WHAT YOU SHOULD DO: Copy out every record below with complete accuracy.

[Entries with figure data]
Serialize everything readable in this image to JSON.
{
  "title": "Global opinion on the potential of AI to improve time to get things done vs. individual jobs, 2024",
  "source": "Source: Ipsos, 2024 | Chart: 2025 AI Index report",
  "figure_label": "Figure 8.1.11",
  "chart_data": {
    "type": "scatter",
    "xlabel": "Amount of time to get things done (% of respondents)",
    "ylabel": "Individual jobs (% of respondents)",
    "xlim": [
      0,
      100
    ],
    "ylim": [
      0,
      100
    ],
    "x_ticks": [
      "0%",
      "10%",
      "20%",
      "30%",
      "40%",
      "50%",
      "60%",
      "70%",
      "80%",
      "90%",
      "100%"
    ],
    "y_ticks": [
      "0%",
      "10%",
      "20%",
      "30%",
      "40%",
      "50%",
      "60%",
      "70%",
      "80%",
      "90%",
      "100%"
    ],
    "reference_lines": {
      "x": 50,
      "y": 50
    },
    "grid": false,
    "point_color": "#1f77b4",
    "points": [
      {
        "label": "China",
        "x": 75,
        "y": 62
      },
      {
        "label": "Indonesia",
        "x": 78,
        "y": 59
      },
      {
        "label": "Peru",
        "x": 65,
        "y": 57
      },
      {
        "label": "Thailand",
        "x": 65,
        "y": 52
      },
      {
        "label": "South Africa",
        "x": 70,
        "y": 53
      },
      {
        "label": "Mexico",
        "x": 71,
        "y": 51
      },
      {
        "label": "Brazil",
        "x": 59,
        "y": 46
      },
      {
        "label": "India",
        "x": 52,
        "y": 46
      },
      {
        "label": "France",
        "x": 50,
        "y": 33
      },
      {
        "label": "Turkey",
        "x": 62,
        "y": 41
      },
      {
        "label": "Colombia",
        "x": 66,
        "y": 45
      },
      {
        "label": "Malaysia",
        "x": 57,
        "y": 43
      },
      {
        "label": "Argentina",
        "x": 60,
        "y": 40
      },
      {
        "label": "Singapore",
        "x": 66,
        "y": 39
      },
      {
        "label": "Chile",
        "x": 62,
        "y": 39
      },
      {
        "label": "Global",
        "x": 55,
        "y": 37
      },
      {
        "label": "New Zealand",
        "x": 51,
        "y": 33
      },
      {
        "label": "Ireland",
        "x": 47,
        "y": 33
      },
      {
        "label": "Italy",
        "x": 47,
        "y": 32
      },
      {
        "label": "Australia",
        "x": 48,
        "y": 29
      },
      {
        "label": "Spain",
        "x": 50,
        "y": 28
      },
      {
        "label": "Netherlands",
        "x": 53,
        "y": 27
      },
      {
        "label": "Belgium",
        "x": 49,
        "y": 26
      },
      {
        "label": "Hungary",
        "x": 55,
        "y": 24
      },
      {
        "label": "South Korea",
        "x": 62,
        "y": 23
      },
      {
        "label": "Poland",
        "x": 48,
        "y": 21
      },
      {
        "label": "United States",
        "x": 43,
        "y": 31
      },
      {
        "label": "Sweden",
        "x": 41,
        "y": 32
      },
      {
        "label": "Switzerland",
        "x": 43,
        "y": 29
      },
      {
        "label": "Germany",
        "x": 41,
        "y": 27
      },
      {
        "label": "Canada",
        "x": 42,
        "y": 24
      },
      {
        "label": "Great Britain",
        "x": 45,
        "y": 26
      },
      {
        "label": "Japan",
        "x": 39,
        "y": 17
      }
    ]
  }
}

COMPLETE ANSWER:
Serialize everything readable in this image to JSON.
{
  "title": "Global opinion on the potential of AI to improve time to get things done vs. individual jobs, 2024",
  "source": "Source: Ipsos, 2024 | Chart: 2025 AI Index report",
  "figure_label": "Figure 8.1.11",
  "chart_data": {
    "type": "scatter",
    "xlabel": "Amount of time to get things done (% of respondents)",
    "ylabel": "Individual jobs (% of respondents)",
    "xlim": [
      0,
      100
    ],
    "ylim": [
      0,
      100
    ],
    "x_ticks": [
      "0%",
      "10%",
      "20%",
      "30%",
      "40%",
      "50%",
      "60%",
      "70%",
      "80%",
      "90%",
      "100%"
    ],
    "y_ticks": [
      "0%",
      "10%",
      "20%",
      "30%",
      "40%",
      "50%",
      "60%",
      "70%",
      "80%",
      "90%",
      "100%"
    ],
    "reference_lines": {
      "x": 50,
      "y": 50
    },
    "grid": false,
    "point_color": "#1f77b4",
    "points": [
      {
        "label": "China",
        "x": 75,
        "y": 62
      },
      {
        "label": "Indonesia",
        "x": 78,
        "y": 59
      },
      {
        "label": "Peru",
        "x": 65,
        "y": 57
      },
      {
        "label": "Thailand",
        "x": 65,
        "y": 52
      },
      {
        "label": "South Africa",
        "x": 70,
        "y": 53
      },
      {
        "label": "Mexico",
        "x": 71,
        "y": 51
      },
      {
        "label": "Brazil",
        "x": 59,
        "y": 46
      },
      {
        "label": "India",
        "x": 52,
        "y": 46
      },
      {
        "label": "France",
        "x": 50,
        "y": 33
      },
      {
        "label": "Turkey",
        "x": 62,
        "y": 41
      },
      {
        "label": "Colombia",
        "x": 66,
        "y": 45
      },
      {
        "label": "Malaysia",
        "x": 57,
        "y": 43
      },
      {
        "label": "Argentina",
        "x": 60,
        "y": 40
      },
      {
        "label": "Singapore",
        "x": 66,
        "y": 39
      },
      {
        "label": "Chile",
        "x": 62,
        "y": 39
      },
      {
        "label": "Global",
        "x": 55,
        "y": 37
      },
      {
        "label": "New Zealand",
        "x": 51,
        "y": 33
      },
      {
        "label": "Ireland",
        "x": 47,
        "y": 33
      },
      {
        "label": "Italy",
        "x": 47,
        "y": 32
      },
      {
        "label": "Australia",
        "x": 48,
        "y": 29
      },
      {
        "label": "Spain",
        "x": 50,
        "y": 28
      },
      {
        "label": "Netherlands",
        "x": 53,
        "y": 27
      },
      {
        "label": "Belgium",
        "x": 49,
        "y": 26
      },
      {
        "label": "Hungary",
        "x": 55,
        "y": 24
      },
      {
        "label": "South Korea",
        "x": 62,
        "y": 23
      },
      {
        "label": "Poland",
        "x": 48,
        "y": 21
      },
      {
        "label": "United States",
        "x": 43,
        "y": 31
      },
      {
        "label": "Sweden",
        "x": 41,
        "y": 32
      },
      {
        "label": "Switzerland",
        "x": 43,
        "y": 29
      },
      {
        "label": "Germany",
        "x": 41,
        "y": 27
      },
      {
        "label": "Canada",
        "x": 42,
        "y": 24
      },
      {
        "label": "Great Britain",
        "x": 45,
        "y": 26
      },
      {
        "label": "Japan",
        "x": 39,
        "y": 17
      }
    ]
  }
}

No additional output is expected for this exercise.